REQUIREMENTS -
Which lines contain the word "count"? Return each of them as written.

PROVIDED DATA -
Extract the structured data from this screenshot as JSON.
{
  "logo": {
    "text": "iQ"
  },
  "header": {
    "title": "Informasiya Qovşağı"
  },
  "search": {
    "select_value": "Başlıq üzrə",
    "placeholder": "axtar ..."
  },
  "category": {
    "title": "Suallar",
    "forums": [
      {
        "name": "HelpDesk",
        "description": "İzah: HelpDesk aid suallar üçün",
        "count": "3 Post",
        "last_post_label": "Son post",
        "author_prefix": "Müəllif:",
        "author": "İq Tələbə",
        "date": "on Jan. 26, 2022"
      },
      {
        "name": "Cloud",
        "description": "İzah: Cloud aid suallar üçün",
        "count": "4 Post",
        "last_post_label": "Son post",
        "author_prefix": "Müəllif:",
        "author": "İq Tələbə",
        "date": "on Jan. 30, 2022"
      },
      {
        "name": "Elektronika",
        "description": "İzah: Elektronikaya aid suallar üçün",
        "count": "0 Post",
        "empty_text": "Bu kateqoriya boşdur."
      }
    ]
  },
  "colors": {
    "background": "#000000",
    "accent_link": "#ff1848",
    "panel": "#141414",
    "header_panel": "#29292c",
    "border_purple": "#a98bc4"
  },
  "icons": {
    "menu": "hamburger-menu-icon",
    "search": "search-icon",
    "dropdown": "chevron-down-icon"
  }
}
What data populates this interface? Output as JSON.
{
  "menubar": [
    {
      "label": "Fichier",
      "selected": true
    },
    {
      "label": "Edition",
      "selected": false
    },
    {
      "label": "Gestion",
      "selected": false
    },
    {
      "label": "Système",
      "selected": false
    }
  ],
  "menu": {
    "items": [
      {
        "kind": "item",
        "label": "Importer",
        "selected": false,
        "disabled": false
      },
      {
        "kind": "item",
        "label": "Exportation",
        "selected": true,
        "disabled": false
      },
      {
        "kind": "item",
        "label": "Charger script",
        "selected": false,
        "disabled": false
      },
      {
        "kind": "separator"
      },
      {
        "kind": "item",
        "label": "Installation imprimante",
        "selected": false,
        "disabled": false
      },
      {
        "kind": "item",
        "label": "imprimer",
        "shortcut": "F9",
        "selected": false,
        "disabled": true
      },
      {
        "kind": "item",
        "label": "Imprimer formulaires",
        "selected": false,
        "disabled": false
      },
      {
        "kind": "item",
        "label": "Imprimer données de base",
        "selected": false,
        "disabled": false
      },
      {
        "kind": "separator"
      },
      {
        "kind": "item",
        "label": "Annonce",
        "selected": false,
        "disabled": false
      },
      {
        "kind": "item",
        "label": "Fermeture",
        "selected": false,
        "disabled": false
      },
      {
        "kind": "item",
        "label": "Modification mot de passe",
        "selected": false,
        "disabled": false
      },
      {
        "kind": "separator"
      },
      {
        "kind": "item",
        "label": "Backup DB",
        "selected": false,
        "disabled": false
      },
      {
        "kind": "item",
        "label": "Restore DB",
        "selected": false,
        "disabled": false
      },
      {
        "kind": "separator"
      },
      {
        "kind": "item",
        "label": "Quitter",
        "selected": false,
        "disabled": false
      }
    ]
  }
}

RESULT OF THIS TASK -
        "count": "3 Post",
        "count": "4 Post",
        "count": "0 Post",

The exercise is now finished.